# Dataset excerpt
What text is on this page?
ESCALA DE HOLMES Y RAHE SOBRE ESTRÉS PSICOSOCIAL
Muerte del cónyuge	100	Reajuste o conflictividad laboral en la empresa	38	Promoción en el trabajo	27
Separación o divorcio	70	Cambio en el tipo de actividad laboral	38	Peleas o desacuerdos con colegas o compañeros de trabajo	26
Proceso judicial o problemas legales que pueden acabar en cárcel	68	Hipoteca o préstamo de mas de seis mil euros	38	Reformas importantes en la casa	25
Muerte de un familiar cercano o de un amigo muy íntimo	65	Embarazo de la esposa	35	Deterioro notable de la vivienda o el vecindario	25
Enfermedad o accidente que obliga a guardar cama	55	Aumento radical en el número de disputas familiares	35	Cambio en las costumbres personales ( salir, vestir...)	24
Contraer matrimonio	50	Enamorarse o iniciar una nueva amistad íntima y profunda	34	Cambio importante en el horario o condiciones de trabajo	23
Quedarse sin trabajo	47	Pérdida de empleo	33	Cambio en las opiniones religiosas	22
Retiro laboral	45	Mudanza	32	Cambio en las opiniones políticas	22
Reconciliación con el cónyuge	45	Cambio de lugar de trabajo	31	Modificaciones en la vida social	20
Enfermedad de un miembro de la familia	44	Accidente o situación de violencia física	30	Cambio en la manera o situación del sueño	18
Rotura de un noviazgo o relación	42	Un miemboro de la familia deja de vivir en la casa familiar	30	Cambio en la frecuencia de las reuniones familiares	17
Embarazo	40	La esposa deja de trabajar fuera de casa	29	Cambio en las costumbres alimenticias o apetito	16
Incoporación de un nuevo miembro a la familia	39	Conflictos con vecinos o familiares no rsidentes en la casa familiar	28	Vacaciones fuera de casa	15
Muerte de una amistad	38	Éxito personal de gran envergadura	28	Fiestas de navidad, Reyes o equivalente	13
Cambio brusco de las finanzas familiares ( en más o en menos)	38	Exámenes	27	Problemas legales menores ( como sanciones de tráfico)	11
* * *
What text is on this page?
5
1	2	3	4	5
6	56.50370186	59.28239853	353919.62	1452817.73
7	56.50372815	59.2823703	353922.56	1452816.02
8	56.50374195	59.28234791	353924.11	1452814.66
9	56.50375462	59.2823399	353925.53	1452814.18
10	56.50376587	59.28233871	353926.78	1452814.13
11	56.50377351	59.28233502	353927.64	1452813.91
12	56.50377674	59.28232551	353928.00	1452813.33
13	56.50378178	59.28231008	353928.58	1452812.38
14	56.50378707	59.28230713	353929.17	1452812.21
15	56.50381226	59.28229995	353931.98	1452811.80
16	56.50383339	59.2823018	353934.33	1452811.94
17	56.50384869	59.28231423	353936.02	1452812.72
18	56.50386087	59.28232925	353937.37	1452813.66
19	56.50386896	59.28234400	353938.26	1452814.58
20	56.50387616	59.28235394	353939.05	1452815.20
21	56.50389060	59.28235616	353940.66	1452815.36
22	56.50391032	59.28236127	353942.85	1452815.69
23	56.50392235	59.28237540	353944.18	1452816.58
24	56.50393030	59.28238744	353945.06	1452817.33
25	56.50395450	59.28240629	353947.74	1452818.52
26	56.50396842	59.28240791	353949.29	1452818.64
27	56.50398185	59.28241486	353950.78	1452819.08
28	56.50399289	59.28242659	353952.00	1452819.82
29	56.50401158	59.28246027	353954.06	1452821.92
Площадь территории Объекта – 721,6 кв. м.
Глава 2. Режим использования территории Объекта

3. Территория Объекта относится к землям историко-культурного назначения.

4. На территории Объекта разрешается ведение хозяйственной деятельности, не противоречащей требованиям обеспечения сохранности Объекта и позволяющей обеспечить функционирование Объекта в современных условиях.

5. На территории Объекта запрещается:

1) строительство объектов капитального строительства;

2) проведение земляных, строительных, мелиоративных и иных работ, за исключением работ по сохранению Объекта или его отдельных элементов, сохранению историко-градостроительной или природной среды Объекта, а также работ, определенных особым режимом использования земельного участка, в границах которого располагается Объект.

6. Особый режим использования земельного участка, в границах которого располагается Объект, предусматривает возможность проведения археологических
---
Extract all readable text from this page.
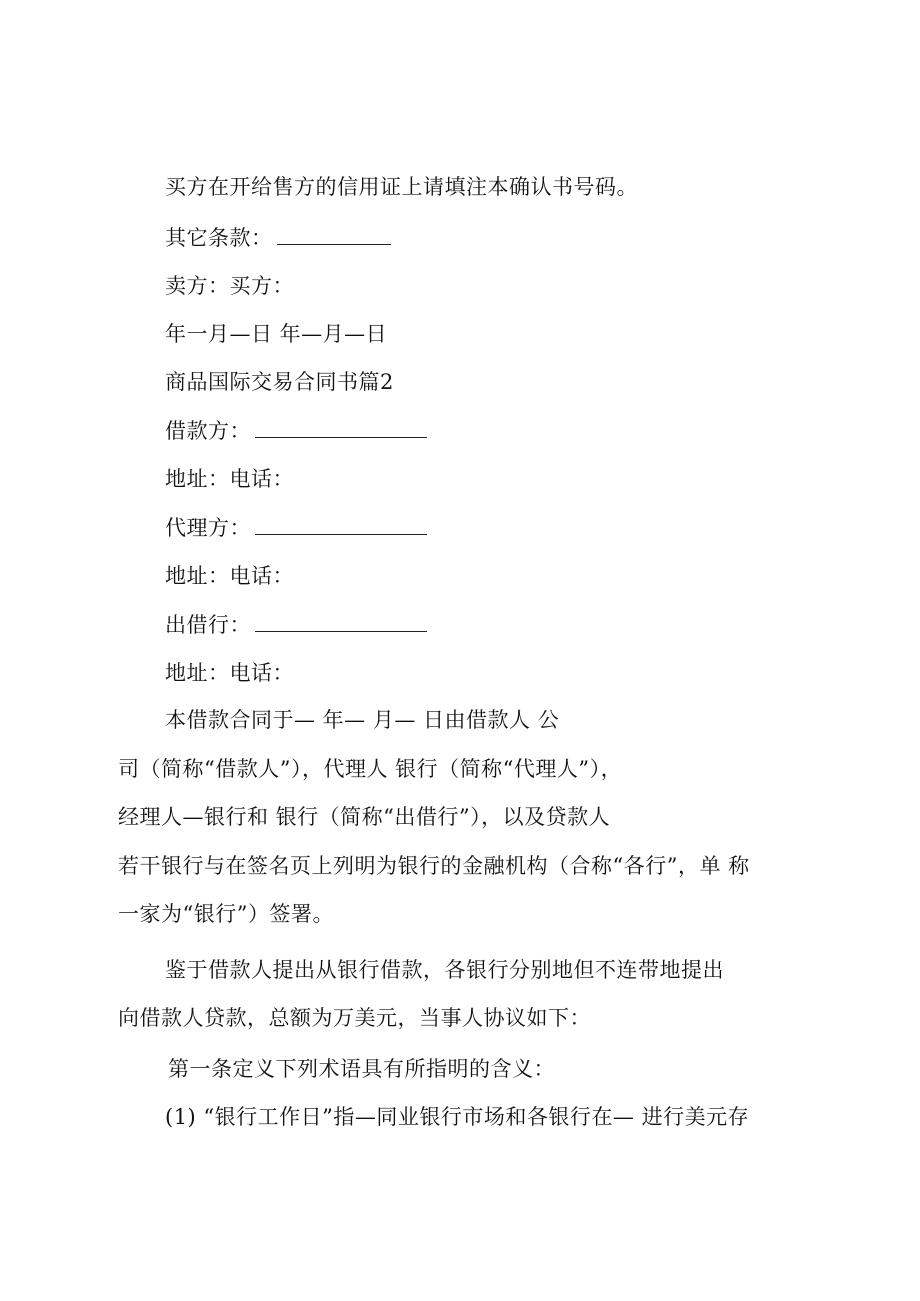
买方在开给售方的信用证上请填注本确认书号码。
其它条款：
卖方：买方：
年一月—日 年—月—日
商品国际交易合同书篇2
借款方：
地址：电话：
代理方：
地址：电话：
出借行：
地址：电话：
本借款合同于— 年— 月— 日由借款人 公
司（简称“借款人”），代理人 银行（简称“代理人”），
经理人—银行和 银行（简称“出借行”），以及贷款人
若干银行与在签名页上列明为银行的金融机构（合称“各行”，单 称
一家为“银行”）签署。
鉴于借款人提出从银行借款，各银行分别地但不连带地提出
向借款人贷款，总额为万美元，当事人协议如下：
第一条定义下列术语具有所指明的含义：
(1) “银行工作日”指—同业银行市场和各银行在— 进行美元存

# The task
Copy every line above in which the string "miembro" shows up.

# Solved exercise
Enfermedad de un miembro de la familia	44	Accidente o situación de violencia física	30	Cambio en la manera o situación del sueño	18
Incoporación de un nuevo miembro a la familia	39	Conflictos con vecinos o familiares no rsidentes en la casa familiar	28	Vacaciones fuera de casa	15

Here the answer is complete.